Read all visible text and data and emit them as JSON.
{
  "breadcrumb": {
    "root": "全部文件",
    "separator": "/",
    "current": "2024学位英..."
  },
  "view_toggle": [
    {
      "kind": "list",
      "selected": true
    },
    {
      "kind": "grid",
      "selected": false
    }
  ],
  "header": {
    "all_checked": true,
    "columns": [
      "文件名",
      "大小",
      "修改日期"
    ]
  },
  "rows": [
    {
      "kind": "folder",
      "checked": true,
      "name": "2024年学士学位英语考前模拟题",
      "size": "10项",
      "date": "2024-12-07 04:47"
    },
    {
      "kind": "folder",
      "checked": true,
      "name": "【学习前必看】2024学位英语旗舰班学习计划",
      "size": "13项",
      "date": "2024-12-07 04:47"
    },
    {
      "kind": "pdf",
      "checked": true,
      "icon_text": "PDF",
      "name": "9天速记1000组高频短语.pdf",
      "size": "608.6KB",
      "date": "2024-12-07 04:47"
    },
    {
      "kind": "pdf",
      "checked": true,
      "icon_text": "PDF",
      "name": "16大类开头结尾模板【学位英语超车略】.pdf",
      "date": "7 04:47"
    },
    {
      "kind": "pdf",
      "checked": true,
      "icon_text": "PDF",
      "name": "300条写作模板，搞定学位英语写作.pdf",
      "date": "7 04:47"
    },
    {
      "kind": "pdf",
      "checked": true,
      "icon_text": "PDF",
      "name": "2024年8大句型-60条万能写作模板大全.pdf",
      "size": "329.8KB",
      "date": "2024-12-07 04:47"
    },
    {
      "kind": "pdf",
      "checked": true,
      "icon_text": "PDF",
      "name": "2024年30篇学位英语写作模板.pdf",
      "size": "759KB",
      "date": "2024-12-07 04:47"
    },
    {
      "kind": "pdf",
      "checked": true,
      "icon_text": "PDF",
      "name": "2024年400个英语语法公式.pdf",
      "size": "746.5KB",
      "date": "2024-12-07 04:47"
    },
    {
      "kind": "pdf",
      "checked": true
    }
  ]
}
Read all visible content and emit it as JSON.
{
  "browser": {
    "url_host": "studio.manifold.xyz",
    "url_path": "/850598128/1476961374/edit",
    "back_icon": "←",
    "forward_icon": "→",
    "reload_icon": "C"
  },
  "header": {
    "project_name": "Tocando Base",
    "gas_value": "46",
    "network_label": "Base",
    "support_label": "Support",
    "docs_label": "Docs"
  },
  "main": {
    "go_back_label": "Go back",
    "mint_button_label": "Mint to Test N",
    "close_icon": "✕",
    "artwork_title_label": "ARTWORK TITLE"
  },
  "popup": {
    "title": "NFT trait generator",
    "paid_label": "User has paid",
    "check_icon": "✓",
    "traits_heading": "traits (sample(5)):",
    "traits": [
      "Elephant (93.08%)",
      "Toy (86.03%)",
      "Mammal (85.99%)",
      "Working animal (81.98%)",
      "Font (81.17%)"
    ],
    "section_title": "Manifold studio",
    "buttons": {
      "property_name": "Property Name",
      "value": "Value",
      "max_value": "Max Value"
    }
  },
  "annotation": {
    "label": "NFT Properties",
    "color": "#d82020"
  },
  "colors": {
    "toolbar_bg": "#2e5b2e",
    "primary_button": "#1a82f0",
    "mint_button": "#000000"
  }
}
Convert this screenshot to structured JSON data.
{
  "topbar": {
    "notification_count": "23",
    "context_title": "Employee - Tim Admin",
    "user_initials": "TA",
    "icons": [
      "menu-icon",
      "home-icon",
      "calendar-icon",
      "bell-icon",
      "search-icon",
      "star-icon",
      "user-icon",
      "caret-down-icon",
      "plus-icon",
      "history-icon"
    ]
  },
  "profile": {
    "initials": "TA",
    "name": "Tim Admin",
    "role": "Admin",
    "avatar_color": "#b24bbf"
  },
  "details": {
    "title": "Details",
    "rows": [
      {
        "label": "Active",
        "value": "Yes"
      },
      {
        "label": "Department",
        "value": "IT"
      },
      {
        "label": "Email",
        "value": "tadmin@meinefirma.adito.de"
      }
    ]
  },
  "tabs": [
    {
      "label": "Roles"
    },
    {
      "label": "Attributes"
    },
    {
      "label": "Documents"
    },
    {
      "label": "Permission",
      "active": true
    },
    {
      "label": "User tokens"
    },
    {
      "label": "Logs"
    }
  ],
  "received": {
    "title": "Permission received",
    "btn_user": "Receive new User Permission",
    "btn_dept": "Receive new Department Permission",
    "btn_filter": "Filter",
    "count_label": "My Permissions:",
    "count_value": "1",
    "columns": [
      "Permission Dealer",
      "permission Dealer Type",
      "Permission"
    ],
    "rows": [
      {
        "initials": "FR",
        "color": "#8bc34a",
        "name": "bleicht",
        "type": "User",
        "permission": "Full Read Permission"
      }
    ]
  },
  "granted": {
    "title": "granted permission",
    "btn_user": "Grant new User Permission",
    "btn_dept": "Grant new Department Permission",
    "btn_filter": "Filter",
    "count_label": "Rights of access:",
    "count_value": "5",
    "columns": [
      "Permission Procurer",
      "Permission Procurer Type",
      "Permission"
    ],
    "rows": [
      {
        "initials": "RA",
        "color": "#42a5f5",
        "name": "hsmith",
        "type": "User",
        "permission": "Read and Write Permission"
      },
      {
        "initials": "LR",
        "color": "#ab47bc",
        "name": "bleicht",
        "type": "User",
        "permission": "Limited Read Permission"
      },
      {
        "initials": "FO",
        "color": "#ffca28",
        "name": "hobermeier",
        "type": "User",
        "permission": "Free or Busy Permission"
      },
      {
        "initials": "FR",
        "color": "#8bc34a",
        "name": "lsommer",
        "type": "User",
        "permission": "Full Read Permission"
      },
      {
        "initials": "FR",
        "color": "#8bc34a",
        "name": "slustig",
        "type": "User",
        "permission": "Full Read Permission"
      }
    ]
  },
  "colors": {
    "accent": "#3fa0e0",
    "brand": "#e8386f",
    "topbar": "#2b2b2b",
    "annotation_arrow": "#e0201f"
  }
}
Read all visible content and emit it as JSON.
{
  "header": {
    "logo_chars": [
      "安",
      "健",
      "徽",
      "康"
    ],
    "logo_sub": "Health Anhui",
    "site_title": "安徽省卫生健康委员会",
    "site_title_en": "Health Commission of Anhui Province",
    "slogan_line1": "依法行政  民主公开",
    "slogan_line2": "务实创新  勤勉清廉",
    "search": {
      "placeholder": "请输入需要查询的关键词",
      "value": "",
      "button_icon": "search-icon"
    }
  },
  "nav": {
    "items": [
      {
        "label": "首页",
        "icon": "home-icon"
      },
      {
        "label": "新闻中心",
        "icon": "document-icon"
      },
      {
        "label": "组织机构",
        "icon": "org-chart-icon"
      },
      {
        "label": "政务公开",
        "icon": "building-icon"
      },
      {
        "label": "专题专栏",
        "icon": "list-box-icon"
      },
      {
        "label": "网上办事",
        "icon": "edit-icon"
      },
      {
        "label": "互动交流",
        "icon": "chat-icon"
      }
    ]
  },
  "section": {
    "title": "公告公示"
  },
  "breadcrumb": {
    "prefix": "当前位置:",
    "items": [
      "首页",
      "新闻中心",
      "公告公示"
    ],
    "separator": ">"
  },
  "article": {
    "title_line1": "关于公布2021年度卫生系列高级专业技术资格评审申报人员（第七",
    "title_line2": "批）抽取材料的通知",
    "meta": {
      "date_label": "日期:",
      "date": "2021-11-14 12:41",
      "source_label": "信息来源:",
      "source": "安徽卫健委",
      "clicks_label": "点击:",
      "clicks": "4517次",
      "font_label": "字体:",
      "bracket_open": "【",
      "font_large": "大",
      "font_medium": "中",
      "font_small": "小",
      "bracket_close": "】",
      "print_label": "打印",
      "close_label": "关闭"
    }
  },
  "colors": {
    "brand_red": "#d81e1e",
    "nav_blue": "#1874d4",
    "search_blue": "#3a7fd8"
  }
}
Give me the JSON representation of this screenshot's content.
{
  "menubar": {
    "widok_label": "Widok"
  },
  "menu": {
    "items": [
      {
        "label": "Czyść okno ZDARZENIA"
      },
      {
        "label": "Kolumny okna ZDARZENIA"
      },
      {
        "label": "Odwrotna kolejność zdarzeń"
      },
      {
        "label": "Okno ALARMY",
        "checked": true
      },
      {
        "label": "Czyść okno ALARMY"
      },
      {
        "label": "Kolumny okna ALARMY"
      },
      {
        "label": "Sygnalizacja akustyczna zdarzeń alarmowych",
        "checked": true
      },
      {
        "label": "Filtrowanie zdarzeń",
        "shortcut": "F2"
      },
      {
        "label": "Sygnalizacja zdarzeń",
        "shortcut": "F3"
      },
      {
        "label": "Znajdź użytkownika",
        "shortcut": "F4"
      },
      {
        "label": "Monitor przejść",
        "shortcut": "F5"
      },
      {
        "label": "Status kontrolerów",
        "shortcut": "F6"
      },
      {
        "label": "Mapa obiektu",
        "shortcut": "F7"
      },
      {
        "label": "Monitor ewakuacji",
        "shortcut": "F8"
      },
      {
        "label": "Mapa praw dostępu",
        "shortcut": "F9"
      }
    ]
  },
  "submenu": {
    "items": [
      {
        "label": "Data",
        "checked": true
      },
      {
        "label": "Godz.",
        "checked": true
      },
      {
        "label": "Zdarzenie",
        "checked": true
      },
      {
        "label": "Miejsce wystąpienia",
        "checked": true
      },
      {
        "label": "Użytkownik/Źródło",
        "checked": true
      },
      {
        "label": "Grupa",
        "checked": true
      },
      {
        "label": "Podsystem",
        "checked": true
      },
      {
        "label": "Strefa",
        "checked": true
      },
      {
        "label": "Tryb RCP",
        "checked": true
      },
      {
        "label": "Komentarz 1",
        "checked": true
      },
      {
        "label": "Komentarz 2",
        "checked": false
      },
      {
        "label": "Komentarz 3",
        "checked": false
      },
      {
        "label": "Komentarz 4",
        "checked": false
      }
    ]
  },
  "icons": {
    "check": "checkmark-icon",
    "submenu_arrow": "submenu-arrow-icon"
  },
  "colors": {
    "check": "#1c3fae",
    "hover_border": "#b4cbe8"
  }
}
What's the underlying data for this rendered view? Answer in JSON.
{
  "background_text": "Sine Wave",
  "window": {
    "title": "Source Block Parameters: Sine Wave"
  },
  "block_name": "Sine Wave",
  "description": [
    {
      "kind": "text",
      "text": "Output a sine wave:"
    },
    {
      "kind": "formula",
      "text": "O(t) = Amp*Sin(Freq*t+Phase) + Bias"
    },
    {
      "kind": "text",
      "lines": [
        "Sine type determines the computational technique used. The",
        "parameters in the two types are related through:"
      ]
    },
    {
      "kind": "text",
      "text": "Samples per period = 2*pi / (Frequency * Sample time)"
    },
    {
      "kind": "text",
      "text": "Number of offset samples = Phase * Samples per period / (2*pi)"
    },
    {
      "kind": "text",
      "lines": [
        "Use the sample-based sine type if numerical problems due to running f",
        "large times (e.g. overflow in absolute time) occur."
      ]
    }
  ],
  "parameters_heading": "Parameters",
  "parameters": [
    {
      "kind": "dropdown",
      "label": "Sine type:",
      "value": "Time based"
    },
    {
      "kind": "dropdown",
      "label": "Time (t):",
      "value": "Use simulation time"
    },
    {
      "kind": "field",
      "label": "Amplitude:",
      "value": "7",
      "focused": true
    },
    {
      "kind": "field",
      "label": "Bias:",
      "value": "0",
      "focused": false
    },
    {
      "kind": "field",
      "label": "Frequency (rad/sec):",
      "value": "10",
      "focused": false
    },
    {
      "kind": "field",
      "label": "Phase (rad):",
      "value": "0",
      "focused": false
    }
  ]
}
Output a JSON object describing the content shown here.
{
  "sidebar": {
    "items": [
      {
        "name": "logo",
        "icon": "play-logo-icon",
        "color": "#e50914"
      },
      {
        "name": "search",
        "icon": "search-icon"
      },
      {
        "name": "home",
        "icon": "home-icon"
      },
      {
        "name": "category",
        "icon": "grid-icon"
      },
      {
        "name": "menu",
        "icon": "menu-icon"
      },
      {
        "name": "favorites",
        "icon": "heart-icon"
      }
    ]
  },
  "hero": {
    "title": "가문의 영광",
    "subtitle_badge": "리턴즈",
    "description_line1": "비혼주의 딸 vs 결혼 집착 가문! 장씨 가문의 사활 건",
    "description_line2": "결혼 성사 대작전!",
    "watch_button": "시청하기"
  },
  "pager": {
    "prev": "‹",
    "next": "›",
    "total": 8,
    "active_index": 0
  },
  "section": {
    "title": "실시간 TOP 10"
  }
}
****************************************
> **Short problem**:
Determine how many lines of the listing above include the word "Czyść", and report that number only.

> **Answer for this exercise**:
2